**Job**
Retype each record below word for word. Leave the pictures out.

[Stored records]
-----

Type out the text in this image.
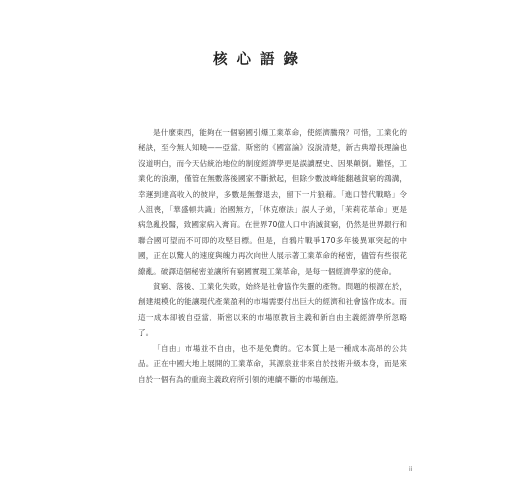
核心語錄

是什麼東西，能夠在一個窮國引爆工業革命，使經濟騰飛？可惜，工業化的秘訣，至今無人知曉——亞當．斯密的《國富論》沒說清楚，新古典增長理論也沒道明白，而今天佔統治地位的制度經濟學更是誤讀歷史、因果顛倒。難怪，工業化的浪潮，僅管在無數落後國家不斷掀起，但除少數波峰能翻越貧窮的鴻溝，幸運到達高收入的彼岸，多數是無聲退去，留下一片狼藉。「進口替代戰略」令人沮喪，「華盛頓共識」治國無方，「休克療法」誤人子弟，「茉莉花革命」更是病急亂投醫，致國家病入膏肓。在世界70億人口中消滅貧窮，仍然是世界銀行和聯合國可望而不可即的攻堅目標。但是，自鴉片戰爭170多年後異軍突起的中國，正在以驚人的速度與魄力再次向世人展示著工業革命的秘密，儘管有些很花繚亂。破譯這個秘密並讓所有窮國實現工業革命，是每一個經濟學家的使命。

貧窮、落後、工業化失敗，始終是社會協作失靈的產物。問題的根源在於，創建規模化的能讓現代產業盈利的市場需要付出巨大的經濟和社會協作成本。而這一成本卻被自亞當．斯密以來的市場原教旨主義和新自由主義經濟學所忽略了。

「自由」市場並不自由，也不是免費的。它本質上是一種成本高昂的公共品。正在中國大地上展開的工業革命，其源泉並非來自於技術升級本身，而是來自於一個有為的重商主義政府所引領的連續不斷的市場創造。

ii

-----

**Final result**
Type out the text in this image.
核心語錄

是什麼東西，能夠在一個窮國引爆工業革命，使經濟騰飛？可惜，工業化的秘訣，至今無人知曉——亞當．斯密的《國富論》沒說清楚，新古典增長理論也沒道明白，而今天佔統治地位的制度經濟學更是誤讀歷史、因果顛倒。難怪，工業化的浪潮，僅管在無數落後國家不斷掀起，但除少數波峰能翻越貧窮的鴻溝，幸運到達高收入的彼岸，多數是無聲退去，留下一片狼藉。「進口替代戰略」令人沮喪，「華盛頓共識」治國無方，「休克療法」誤人子弟，「茉莉花革命」更是病急亂投醫，致國家病入膏肓。在世界70億人口中消滅貧窮，仍然是世界銀行和聯合國可望而不可即的攻堅目標。但是，自鴉片戰爭170多年後異軍突起的中國，正在以驚人的速度與魄力再次向世人展示著工業革命的秘密，儘管有些很花繚亂。破譯這個秘密並讓所有窮國實現工業革命，是每一個經濟學家的使命。

貧窮、落後、工業化失敗，始終是社會協作失靈的產物。問題的根源在於，創建規模化的能讓現代產業盈利的市場需要付出巨大的經濟和社會協作成本。而這一成本卻被自亞當．斯密以來的市場原教旨主義和新自由主義經濟學所忽略了。

「自由」市場並不自由，也不是免費的。它本質上是一種成本高昂的公共品。正在中國大地上展開的工業革命，其源泉並非來自於技術升級本身，而是來自於一個有為的重商主義政府所引領的連續不斷的市場創造。

ii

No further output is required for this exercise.